Dataset records:
## START

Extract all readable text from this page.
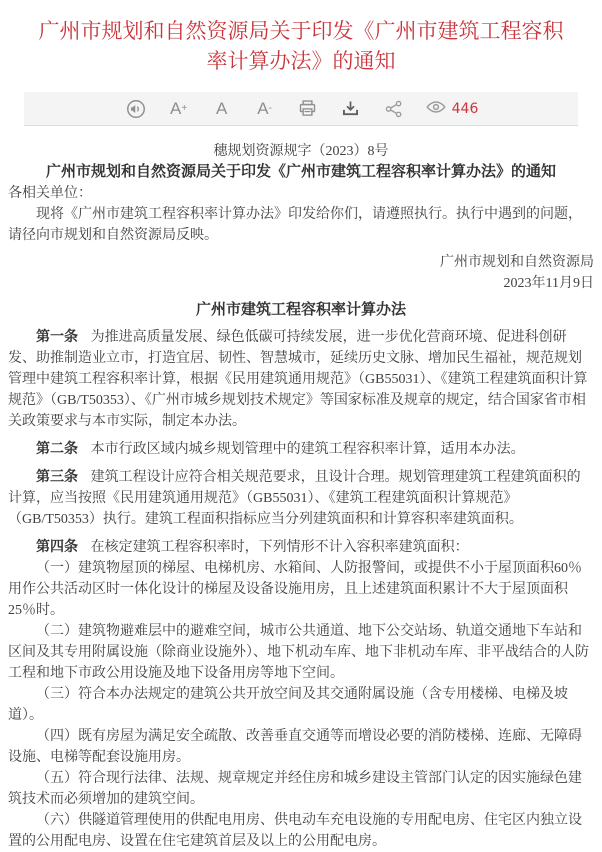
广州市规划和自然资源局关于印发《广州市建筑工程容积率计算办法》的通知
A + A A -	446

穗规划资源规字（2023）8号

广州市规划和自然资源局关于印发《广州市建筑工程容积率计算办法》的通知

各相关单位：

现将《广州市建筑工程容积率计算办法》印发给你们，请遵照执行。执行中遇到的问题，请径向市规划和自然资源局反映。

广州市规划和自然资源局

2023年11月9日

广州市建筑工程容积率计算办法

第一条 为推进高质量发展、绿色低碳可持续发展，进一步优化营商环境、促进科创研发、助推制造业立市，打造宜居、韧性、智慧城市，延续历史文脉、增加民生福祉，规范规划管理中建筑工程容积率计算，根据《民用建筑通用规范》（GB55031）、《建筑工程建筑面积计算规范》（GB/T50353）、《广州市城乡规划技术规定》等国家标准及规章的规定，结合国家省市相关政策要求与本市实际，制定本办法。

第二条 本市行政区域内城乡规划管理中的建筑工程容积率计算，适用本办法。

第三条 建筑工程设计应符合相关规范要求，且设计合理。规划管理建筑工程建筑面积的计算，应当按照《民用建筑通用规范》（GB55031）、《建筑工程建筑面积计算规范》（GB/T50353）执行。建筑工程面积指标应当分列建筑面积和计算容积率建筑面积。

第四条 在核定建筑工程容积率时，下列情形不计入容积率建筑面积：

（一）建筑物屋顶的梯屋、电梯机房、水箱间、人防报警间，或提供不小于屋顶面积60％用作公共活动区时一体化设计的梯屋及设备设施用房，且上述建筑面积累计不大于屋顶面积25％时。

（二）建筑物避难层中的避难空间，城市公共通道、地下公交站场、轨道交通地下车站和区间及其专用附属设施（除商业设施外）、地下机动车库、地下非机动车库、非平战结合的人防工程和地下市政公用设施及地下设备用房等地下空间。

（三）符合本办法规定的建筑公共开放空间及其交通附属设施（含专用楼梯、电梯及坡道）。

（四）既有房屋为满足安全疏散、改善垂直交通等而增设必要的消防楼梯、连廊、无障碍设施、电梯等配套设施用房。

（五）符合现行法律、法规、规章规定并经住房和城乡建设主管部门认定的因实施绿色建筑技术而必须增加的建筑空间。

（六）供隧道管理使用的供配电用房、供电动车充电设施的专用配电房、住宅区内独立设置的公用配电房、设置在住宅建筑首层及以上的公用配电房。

## END
## START

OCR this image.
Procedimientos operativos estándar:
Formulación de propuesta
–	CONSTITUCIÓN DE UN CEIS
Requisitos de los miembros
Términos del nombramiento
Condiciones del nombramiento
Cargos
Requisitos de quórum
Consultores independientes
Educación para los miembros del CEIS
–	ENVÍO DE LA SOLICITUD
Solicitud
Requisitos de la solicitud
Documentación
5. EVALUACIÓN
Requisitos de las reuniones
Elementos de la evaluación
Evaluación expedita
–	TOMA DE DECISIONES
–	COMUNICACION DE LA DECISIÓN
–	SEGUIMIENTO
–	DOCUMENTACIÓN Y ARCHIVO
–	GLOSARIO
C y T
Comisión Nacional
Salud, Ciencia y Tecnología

## END
## START

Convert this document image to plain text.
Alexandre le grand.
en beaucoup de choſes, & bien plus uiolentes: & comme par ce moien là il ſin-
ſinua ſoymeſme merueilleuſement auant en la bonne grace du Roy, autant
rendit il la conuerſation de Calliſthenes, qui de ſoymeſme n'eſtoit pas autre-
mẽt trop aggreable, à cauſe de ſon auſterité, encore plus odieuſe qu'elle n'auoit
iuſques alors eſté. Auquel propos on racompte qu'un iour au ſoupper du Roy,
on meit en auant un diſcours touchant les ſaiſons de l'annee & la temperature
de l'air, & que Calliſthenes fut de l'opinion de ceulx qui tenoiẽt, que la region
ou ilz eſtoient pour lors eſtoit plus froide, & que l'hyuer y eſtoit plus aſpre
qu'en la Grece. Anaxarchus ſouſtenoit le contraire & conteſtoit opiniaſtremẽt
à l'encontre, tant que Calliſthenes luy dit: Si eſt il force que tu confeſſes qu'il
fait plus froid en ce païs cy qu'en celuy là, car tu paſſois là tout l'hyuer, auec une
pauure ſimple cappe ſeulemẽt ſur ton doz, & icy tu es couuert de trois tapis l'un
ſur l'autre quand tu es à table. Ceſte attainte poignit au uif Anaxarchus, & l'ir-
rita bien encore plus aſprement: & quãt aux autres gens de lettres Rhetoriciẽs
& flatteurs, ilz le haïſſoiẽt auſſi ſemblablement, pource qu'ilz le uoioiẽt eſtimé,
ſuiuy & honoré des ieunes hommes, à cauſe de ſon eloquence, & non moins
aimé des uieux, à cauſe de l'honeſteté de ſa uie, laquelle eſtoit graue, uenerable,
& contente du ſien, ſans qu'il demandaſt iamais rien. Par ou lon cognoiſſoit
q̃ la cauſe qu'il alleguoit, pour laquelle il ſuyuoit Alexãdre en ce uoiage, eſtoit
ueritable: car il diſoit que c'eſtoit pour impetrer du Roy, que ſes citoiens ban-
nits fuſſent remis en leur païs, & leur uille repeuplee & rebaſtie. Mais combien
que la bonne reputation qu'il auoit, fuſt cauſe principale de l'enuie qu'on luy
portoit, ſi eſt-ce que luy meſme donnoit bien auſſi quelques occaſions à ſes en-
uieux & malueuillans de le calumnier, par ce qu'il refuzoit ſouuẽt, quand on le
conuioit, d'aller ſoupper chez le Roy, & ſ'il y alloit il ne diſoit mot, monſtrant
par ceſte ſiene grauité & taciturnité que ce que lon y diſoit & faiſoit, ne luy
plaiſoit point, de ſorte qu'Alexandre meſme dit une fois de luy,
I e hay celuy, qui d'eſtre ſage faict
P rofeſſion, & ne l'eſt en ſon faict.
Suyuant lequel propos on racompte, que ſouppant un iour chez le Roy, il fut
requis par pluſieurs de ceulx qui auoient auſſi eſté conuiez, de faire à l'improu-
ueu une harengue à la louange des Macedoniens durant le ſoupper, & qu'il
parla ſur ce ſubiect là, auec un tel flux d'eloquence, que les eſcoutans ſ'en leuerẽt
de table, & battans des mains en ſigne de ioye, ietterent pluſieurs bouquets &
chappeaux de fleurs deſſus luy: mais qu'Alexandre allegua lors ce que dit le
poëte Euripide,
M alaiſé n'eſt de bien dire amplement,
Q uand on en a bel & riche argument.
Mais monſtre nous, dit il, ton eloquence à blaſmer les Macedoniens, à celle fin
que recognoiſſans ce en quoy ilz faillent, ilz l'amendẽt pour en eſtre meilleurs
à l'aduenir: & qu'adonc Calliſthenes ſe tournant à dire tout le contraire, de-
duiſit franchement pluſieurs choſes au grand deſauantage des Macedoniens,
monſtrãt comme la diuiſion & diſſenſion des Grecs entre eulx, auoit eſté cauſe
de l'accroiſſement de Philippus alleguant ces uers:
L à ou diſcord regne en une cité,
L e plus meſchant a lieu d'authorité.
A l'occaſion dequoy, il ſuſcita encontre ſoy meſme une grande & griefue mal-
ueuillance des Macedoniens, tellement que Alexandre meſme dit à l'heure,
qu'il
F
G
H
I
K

## END

- **TASK BRIEF**
Which lines contain "uieux"? Show each of them.

- **CORRECT OUTPUT**
aimé des uieux, à cauſe de l'honeſteté de ſa uie, laquelle eſtoit graue, uenerable,
uieux & malueuillans de le calumnier, par ce qu'il refuzoit ſouuẽt, quand on le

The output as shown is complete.